**WORK TO COMPLETE**
Using the listing below, select the lines with the word "Extensive" and copy them.
─── SOURCE RECORDS ───
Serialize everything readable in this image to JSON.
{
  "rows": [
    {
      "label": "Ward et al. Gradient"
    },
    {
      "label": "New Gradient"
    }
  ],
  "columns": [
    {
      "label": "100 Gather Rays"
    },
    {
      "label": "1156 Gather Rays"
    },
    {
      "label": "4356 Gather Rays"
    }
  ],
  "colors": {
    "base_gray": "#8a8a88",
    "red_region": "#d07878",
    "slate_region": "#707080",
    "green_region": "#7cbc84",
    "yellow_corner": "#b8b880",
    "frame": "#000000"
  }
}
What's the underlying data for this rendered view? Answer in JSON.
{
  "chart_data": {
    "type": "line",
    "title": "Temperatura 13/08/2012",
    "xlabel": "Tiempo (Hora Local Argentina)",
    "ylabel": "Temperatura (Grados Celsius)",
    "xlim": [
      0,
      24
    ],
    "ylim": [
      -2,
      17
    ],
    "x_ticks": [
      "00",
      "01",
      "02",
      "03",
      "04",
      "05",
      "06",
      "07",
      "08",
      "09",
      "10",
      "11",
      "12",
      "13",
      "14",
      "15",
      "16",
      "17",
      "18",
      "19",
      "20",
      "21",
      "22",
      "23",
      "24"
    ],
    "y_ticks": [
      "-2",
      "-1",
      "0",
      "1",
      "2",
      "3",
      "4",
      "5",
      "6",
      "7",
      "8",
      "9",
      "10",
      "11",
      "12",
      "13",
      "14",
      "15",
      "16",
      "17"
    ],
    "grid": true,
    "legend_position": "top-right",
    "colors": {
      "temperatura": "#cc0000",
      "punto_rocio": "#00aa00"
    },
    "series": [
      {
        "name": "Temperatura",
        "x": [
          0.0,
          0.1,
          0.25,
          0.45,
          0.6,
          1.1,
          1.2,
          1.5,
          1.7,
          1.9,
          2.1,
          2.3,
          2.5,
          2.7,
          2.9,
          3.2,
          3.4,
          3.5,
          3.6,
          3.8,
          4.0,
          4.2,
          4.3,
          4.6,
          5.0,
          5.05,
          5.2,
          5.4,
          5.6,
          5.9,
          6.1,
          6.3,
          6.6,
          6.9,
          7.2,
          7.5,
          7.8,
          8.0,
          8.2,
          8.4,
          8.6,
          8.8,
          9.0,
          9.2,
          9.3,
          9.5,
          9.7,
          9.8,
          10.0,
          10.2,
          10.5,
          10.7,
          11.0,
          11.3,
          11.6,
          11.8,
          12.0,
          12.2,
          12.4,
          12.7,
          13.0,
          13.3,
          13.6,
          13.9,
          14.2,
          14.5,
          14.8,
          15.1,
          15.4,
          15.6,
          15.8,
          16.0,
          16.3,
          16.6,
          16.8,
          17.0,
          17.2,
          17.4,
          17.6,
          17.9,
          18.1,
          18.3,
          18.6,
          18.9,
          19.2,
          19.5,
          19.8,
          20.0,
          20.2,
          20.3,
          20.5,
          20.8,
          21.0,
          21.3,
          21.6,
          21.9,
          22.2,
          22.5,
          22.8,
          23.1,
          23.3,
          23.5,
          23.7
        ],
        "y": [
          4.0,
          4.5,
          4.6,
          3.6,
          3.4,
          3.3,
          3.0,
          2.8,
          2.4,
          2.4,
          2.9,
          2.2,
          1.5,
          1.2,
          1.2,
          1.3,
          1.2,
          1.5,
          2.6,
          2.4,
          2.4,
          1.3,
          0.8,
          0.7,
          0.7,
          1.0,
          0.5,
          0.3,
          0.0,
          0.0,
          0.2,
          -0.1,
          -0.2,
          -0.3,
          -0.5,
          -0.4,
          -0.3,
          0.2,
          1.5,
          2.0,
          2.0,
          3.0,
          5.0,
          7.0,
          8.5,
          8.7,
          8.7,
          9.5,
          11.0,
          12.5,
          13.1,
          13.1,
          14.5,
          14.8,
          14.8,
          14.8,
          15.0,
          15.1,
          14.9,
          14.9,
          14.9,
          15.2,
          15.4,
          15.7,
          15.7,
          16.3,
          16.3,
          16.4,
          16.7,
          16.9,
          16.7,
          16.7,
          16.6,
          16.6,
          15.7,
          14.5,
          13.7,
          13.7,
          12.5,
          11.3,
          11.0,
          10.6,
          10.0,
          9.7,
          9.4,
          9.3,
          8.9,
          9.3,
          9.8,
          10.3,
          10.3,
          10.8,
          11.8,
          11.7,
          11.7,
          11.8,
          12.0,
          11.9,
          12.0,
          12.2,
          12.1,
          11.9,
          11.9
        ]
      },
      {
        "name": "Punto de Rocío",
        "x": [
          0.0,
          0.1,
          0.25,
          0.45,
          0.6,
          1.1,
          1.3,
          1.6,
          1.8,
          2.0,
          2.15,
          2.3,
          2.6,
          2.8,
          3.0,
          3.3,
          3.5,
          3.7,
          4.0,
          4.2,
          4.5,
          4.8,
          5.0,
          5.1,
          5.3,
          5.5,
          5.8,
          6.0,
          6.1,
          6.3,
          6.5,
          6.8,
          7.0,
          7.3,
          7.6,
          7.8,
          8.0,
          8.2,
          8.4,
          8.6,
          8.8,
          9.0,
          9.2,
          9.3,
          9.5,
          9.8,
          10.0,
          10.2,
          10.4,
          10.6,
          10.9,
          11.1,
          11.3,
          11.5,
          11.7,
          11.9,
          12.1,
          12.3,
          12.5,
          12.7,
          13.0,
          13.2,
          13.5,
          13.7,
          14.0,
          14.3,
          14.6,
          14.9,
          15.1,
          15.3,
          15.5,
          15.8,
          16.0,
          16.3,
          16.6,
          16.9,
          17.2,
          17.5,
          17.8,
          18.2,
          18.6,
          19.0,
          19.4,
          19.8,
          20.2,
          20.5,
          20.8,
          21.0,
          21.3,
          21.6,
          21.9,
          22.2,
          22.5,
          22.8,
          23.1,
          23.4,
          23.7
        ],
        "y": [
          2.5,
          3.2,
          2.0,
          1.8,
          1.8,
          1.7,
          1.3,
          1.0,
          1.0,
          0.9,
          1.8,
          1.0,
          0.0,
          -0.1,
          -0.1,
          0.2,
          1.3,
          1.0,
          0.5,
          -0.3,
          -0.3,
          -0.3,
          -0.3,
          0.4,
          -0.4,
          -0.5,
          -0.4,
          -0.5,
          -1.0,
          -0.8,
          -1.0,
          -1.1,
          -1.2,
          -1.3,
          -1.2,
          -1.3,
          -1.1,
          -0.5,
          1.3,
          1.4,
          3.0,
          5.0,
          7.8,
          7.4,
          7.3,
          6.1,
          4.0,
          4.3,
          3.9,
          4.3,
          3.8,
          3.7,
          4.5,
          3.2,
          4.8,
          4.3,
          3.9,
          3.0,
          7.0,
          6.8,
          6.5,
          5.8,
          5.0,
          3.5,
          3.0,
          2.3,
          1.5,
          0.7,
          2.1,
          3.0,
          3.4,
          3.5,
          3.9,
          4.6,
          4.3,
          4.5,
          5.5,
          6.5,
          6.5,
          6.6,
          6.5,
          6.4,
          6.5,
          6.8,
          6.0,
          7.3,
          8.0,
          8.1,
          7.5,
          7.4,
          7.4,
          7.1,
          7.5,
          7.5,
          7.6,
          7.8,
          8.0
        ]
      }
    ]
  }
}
───
─── SOURCE RECORDS ───
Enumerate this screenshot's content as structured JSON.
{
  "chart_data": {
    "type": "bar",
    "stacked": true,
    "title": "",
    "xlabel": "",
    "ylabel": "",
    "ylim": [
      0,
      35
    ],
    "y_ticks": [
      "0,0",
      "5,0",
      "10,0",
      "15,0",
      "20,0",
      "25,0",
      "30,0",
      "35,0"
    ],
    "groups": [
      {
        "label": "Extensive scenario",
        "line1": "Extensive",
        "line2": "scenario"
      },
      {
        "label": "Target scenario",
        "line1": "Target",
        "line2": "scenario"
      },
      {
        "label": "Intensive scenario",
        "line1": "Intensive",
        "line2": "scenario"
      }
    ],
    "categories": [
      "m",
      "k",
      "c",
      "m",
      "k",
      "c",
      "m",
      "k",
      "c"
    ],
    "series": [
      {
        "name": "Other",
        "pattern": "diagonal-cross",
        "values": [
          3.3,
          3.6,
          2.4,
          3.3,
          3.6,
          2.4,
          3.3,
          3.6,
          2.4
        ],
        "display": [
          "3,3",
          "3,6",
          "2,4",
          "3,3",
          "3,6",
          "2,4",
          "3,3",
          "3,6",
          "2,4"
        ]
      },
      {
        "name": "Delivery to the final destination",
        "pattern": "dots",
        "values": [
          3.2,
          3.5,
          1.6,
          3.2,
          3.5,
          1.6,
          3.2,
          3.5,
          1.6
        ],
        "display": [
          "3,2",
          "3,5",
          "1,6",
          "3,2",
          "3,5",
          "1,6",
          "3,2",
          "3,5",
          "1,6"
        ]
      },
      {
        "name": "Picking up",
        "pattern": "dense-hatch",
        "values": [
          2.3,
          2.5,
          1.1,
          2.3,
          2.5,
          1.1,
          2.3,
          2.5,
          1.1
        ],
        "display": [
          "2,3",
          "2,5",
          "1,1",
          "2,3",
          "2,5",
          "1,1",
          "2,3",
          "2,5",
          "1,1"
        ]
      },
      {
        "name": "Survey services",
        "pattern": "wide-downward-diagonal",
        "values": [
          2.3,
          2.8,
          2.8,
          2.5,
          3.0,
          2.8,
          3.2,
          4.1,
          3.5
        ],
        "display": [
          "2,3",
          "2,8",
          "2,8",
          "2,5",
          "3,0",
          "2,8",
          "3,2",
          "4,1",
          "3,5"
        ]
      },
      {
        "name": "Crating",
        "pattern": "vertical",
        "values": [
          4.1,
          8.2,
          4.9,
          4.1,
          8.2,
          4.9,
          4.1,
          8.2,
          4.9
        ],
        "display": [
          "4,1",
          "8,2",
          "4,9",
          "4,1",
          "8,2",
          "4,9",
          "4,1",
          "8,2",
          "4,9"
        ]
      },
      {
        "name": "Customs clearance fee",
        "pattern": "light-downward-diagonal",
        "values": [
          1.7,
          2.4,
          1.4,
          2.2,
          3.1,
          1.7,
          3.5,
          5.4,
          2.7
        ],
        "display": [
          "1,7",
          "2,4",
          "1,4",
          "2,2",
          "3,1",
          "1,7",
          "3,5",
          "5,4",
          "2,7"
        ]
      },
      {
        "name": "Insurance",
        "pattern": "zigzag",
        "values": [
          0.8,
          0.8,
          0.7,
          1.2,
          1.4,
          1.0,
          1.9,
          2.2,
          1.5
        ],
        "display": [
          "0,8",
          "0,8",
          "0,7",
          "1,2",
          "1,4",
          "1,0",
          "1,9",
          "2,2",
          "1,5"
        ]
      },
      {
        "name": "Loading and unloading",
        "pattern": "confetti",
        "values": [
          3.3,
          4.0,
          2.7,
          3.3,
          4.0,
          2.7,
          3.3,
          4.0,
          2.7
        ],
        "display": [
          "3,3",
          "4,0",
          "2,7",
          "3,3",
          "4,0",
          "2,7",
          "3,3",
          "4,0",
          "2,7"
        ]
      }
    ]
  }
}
───
**REPLY TO THE TASK**
        "label": "Extensive scenario",
        "line1": "Extensive",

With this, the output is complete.